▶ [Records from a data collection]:
******
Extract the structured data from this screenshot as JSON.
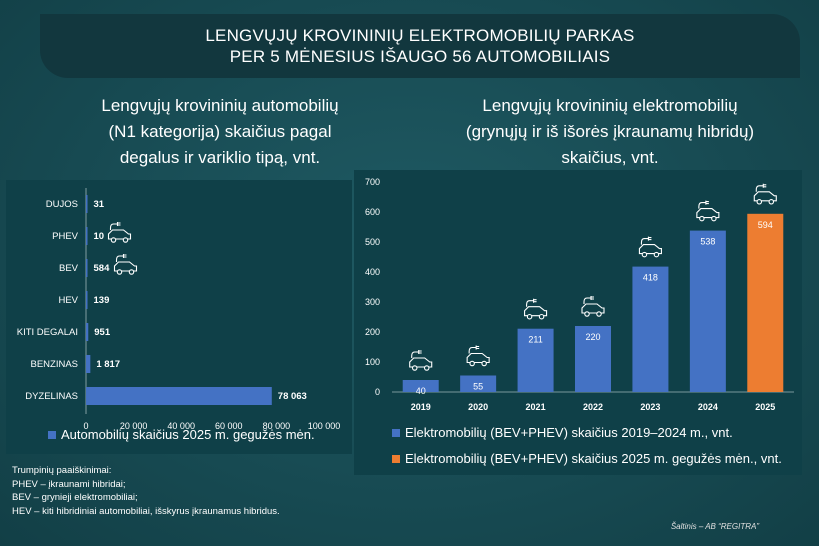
{
  "banner": {
    "line1": "LENGVŲJŲ KROVININIŲ ELEKTROMOBILIŲ PARKAS",
    "line2": "PER 5 MĖNESIUS IŠAUGO 56 AUTOMOBILIAIS"
  },
  "colors": {
    "blue": "#4472c4",
    "orange": "#ed7d31",
    "panel": "#0f4048"
  },
  "chart_data": [
    {
      "type": "bar",
      "orientation": "horizontal",
      "title_lines": [
        "Lengvųjų krovininių automobilių",
        "(N1 kategorija) skaičius pagal",
        "degalus ir variklio tipą, vnt."
      ],
      "categories": [
        "DUJOS",
        "PHEV",
        "BEV",
        "HEV",
        "KITI DEGALAI",
        "BENZINAS",
        "DYZELINAS"
      ],
      "values": [
        31,
        10,
        584,
        139,
        951,
        1817,
        78063
      ],
      "value_labels": [
        "31",
        "10",
        "584",
        "139",
        "951",
        "1 817",
        "78 063"
      ],
      "icons": [
        "",
        "electric-car-icon",
        "electric-car-icon",
        "",
        "",
        "",
        ""
      ],
      "xlim": [
        0,
        100000
      ],
      "xticks": [
        "0",
        "20 000",
        "40 000",
        "60 000",
        "80 000",
        "100 000"
      ],
      "series": [
        {
          "name": "Automobilių skaičius 2025 m. gegužės mėn.",
          "color": "#4472c4"
        }
      ],
      "legend_position": "bottom"
    },
    {
      "type": "bar",
      "title_lines": [
        "Lengvųjų krovininių elektromobilių",
        "(grynųjų ir iš išorės įkraunamų hibridų)",
        "skaičius, vnt."
      ],
      "categories": [
        "2019",
        "2020",
        "2021",
        "2022",
        "2023",
        "2024",
        "2025"
      ],
      "values": [
        40,
        55,
        211,
        220,
        418,
        538,
        594
      ],
      "ylim": [
        0,
        700
      ],
      "yticks": [
        "0",
        "100",
        "200",
        "300",
        "400",
        "500",
        "600",
        "700"
      ],
      "series": [
        {
          "name": "Elektromobilių (BEV+PHEV) skaičius 2019–2024 m., vnt.",
          "color": "#4472c4"
        },
        {
          "name": "Elektromobilių (BEV+PHEV) skaičius 2025 m. gegužės mėn., vnt.",
          "color": "#ed7d31"
        }
      ],
      "legend_position": "bottom",
      "gridlines": false
    }
  ],
  "notes": {
    "title": "Trumpinių paaiškinimai:",
    "lines": [
      "PHEV – įkraunami hibridai;",
      "BEV – grynieji elektromobiliai;",
      "HEV – kiti hibridiniai automobiliai, išskyrus įkraunamus hibridus."
    ]
  },
  "source": "Šaltinis – AB “REGITRA”"
}
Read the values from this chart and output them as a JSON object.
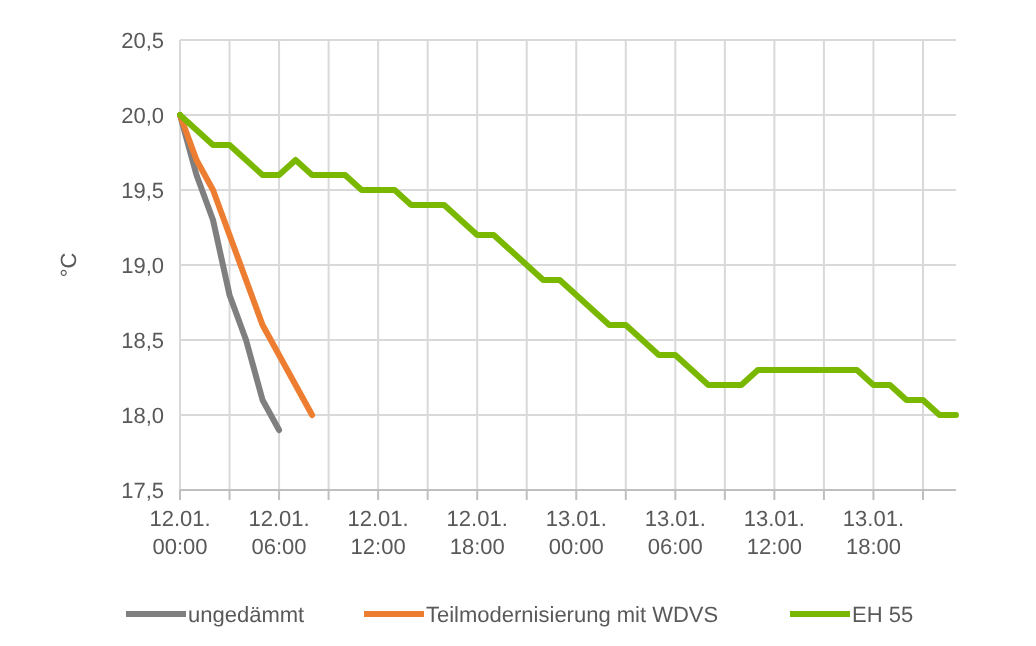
{
  "chart_data": {
    "type": "line",
    "ylabel": "°C",
    "categories": [
      "12.01. 00:00",
      null,
      null,
      null,
      null,
      null,
      "12.01. 06:00",
      null,
      null,
      null,
      null,
      null,
      "12.01. 12:00",
      null,
      null,
      null,
      null,
      null,
      "12.01. 18:00",
      null,
      null,
      null,
      null,
      null,
      "13.01. 00:00",
      null,
      null,
      null,
      null,
      null,
      "13.01. 06:00",
      null,
      null,
      null,
      null,
      null,
      "13.01. 12:00",
      null,
      null,
      null,
      null,
      null,
      "13.01. 18:00",
      null,
      null,
      null,
      null,
      null
    ],
    "series": [
      {
        "name": "ungedämmt",
        "color": "#7f7f7f",
        "values": [
          20.0,
          19.6,
          19.3,
          18.8,
          18.5,
          18.1,
          17.9,
          null,
          null,
          null,
          null,
          null,
          null,
          null,
          null,
          null,
          null,
          null,
          null,
          null,
          null,
          null,
          null,
          null,
          null,
          null,
          null,
          null,
          null,
          null,
          null,
          null,
          null,
          null,
          null,
          null,
          null,
          null,
          null,
          null,
          null,
          null,
          null,
          null,
          null,
          null,
          null,
          null
        ]
      },
      {
        "name": "Teilmodernisierung mit WDVS",
        "color": "#ed7d31",
        "values": [
          20.0,
          19.7,
          19.5,
          19.2,
          18.9,
          18.6,
          18.4,
          18.2,
          18.0,
          null,
          null,
          null,
          null,
          null,
          null,
          null,
          null,
          null,
          null,
          null,
          null,
          null,
          null,
          null,
          null,
          null,
          null,
          null,
          null,
          null,
          null,
          null,
          null,
          null,
          null,
          null,
          null,
          null,
          null,
          null,
          null,
          null,
          null,
          null,
          null,
          null,
          null,
          null
        ]
      },
      {
        "name": "EH 55",
        "color": "#7ab800",
        "values": [
          20.0,
          19.9,
          19.8,
          19.8,
          19.7,
          19.6,
          19.6,
          19.7,
          19.6,
          19.6,
          19.6,
          19.5,
          19.5,
          19.5,
          19.4,
          19.4,
          19.4,
          19.3,
          19.2,
          19.2,
          19.1,
          19.0,
          18.9,
          18.9,
          18.8,
          18.7,
          18.6,
          18.6,
          18.5,
          18.4,
          18.4,
          18.3,
          18.2,
          18.2,
          18.2,
          18.3,
          18.3,
          18.3,
          18.3,
          18.3,
          18.3,
          18.3,
          18.2,
          18.2,
          18.1,
          18.1,
          18.0,
          18.0
        ]
      }
    ],
    "ylim": [
      17.5,
      20.5
    ],
    "yticks": [
      {
        "value": 17.5,
        "label": "17,5"
      },
      {
        "value": 18,
        "label": "18,0"
      },
      {
        "value": 18.5,
        "label": "18,5"
      },
      {
        "value": 19,
        "label": "19,0"
      },
      {
        "value": 19.5,
        "label": "19,5"
      },
      {
        "value": 20,
        "label": "20,0"
      },
      {
        "value": 20.5,
        "label": "20,5"
      }
    ],
    "grid": true,
    "legend": "bottom",
    "line_style": "solid"
  }
}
******
Go through the listing above and quote it exactly, apart from its images.

Extract the structured data from this screenshot as JSON.
{
  "banner": {
    "line1": "LENGVŲJŲ KROVININIŲ ELEKTROMOBILIŲ PARKAS",
    "line2": "PER 5 MĖNESIUS IŠAUGO 56 AUTOMOBILIAIS"
  },
  "colors": {
    "blue": "#4472c4",
    "orange": "#ed7d31",
    "panel": "#0f4048"
  },
  "chart_data": [
    {
      "type": "bar",
      "orientation": "horizontal",
      "title_lines": [
        "Lengvųjų krovininių automobilių",
        "(N1 kategorija) skaičius pagal",
        "degalus ir variklio tipą, vnt."
      ],
      "categories": [
        "DUJOS",
        "PHEV",
        "BEV",
        "HEV",
        "KITI DEGALAI",
        "BENZINAS",
        "DYZELINAS"
      ],
      "values": [
        31,
        10,
        584,
        139,
        951,
        1817,
        78063
      ],
      "value_labels": [
        "31",
        "10",
        "584",
        "139",
        "951",
        "1 817",
        "78 063"
      ],
      "icons": [
        "",
        "electric-car-icon",
        "electric-car-icon",
        "",
        "",
        "",
        ""
      ],
      "xlim": [
        0,
        100000
      ],
      "xticks": [
        "0",
        "20 000",
        "40 000",
        "60 000",
        "80 000",
        "100 000"
      ],
      "series": [
        {
          "name": "Automobilių skaičius 2025 m. gegužės mėn.",
          "color": "#4472c4"
        }
      ],
      "legend_position": "bottom"
    },
    {
      "type": "bar",
      "title_lines": [
        "Lengvųjų krovininių elektromobilių",
        "(grynųjų ir iš išorės įkraunamų hibridų)",
        "skaičius, vnt."
      ],
      "categories": [
        "2019",
        "2020",
        "2021",
        "2022",
        "2023",
        "2024",
        "2025"
      ],
      "values": [
        40,
        55,
        211,
        220,
        418,
        538,
        594
      ],
      "ylim": [
        0,
        700
      ],
      "yticks": [
        "0",
        "100",
        "200",
        "300",
        "400",
        "500",
        "600",
        "700"
      ],
      "series": [
        {
          "name": "Elektromobilių (BEV+PHEV) skaičius 2019–2024 m., vnt.",
          "color": "#4472c4"
        },
        {
          "name": "Elektromobilių (BEV+PHEV) skaičius 2025 m. gegužės mėn., vnt.",
          "color": "#ed7d31"
        }
      ],
      "legend_position": "bottom",
      "gridlines": false
    }
  ],
  "notes": {
    "title": "Trumpinių paaiškinimai:",
    "lines": [
      "PHEV – įkraunami hibridai;",
      "BEV – grynieji elektromobiliai;",
      "HEV – kiti hibridiniai automobiliai, išskyrus įkraunamus hibridus."
    ]
  },
  "source": "Šaltinis – AB “REGITRA”"
}
Read the values from this chart and output them as a JSON object.
{
  "chart_data": {
    "type": "line",
    "ylabel": "°C",
    "categories": [
      "12.01. 00:00",
      null,
      null,
      null,
      null,
      null,
      "12.01. 06:00",
      null,
      null,
      null,
      null,
      null,
      "12.01. 12:00",
      null,
      null,
      null,
      null,
      null,
      "12.01. 18:00",
      null,
      null,
      null,
      null,
      null,
      "13.01. 00:00",
      null,
      null,
      null,
      null,
      null,
      "13.01. 06:00",
      null,
      null,
      null,
      null,
      null,
      "13.01. 12:00",
      null,
      null,
      null,
      null,
      null,
      "13.01. 18:00",
      null,
      null,
      null,
      null,
      null
    ],
    "series": [
      {
        "name": "ungedämmt",
        "color": "#7f7f7f",
        "values": [
          20.0,
          19.6,
          19.3,
          18.8,
          18.5,
          18.1,
          17.9,
          null,
          null,
          null,
          null,
          null,
          null,
          null,
          null,
          null,
          null,
          null,
          null,
          null,
          null,
          null,
          null,
          null,
          null,
          null,
          null,
          null,
          null,
          null,
          null,
          null,
          null,
          null,
          null,
          null,
          null,
          null,
          null,
          null,
          null,
          null,
          null,
          null,
          null,
          null,
          null,
          null
        ]
      },
      {
        "name": "Teilmodernisierung mit WDVS",
        "color": "#ed7d31",
        "values": [
          20.0,
          19.7,
          19.5,
          19.2,
          18.9,
          18.6,
          18.4,
          18.2,
          18.0,
          null,
          null,
          null,
          null,
          null,
          null,
          null,
          null,
          null,
          null,
          null,
          null,
          null,
          null,
          null,
          null,
          null,
          null,
          null,
          null,
          null,
          null,
          null,
          null,
          null,
          null,
          null,
          null,
          null,
          null,
          null,
          null,
          null,
          null,
          null,
          null,
          null,
          null,
          null
        ]
      },
      {
        "name": "EH 55",
        "color": "#7ab800",
        "values": [
          20.0,
          19.9,
          19.8,
          19.8,
          19.7,
          19.6,
          19.6,
          19.7,
          19.6,
          19.6,
          19.6,
          19.5,
          19.5,
          19.5,
          19.4,
          19.4,
          19.4,
          19.3,
          19.2,
          19.2,
          19.1,
          19.0,
          18.9,
          18.9,
          18.8,
          18.7,
          18.6,
          18.6,
          18.5,
          18.4,
          18.4,
          18.3,
          18.2,
          18.2,
          18.2,
          18.3,
          18.3,
          18.3,
          18.3,
          18.3,
          18.3,
          18.3,
          18.2,
          18.2,
          18.1,
          18.1,
          18.0,
          18.0
        ]
      }
    ],
    "ylim": [
      17.5,
      20.5
    ],
    "yticks": [
      {
        "value": 17.5,
        "label": "17,5"
      },
      {
        "value": 18,
        "label": "18,0"
      },
      {
        "value": 18.5,
        "label": "18,5"
      },
      {
        "value": 19,
        "label": "19,0"
      },
      {
        "value": 19.5,
        "label": "19,5"
      },
      {
        "value": 20,
        "label": "20,0"
      },
      {
        "value": 20.5,
        "label": "20,5"
      }
    ],
    "grid": true,
    "legend": "bottom",
    "line_style": "solid"
  }
}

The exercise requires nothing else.